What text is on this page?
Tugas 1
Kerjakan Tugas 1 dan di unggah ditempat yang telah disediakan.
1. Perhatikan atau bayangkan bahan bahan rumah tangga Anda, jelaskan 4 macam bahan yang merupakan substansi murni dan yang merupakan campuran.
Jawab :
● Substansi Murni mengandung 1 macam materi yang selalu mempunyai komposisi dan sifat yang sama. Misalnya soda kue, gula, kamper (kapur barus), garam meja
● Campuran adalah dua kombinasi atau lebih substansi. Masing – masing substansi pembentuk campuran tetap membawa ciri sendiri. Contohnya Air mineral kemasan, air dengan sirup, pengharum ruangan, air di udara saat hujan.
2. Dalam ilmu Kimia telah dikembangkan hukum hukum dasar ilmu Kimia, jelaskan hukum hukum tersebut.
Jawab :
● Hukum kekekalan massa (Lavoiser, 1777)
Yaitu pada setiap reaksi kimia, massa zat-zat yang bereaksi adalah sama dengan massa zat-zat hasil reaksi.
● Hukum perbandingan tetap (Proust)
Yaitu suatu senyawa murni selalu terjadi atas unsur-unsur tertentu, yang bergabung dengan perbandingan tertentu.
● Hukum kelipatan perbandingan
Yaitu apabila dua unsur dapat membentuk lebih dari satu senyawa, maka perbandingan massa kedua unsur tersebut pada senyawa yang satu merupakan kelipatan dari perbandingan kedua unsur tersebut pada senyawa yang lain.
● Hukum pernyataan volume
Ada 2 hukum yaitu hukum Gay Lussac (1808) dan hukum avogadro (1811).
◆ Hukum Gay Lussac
---
Written request: Give an exact copy of all the data shown above.

Task response:
What text is on this page?
Tugas 1
Kerjakan Tugas 1 dan di unggah ditempat yang telah disediakan.
1. Perhatikan atau bayangkan bahan bahan rumah tangga Anda, jelaskan 4 macam bahan yang merupakan substansi murni dan yang merupakan campuran.
Jawab :
● Substansi Murni mengandung 1 macam materi yang selalu mempunyai komposisi dan sifat yang sama. Misalnya soda kue, gula, kamper (kapur barus), garam meja
● Campuran adalah dua kombinasi atau lebih substansi. Masing – masing substansi pembentuk campuran tetap membawa ciri sendiri. Contohnya Air mineral kemasan, air dengan sirup, pengharum ruangan, air di udara saat hujan.
2. Dalam ilmu Kimia telah dikembangkan hukum hukum dasar ilmu Kimia, jelaskan hukum hukum tersebut.
Jawab :
● Hukum kekekalan massa (Lavoiser, 1777)
Yaitu pada setiap reaksi kimia, massa zat-zat yang bereaksi adalah sama dengan massa zat-zat hasil reaksi.
● Hukum perbandingan tetap (Proust)
Yaitu suatu senyawa murni selalu terjadi atas unsur-unsur tertentu, yang bergabung dengan perbandingan tertentu.
● Hukum kelipatan perbandingan
Yaitu apabila dua unsur dapat membentuk lebih dari satu senyawa, maka perbandingan massa kedua unsur tersebut pada senyawa yang satu merupakan kelipatan dari perbandingan kedua unsur tersebut pada senyawa yang lain.
● Hukum pernyataan volume
Ada 2 hukum yaitu hukum Gay Lussac (1808) dan hukum avogadro (1811).
◆ Hukum Gay Lussac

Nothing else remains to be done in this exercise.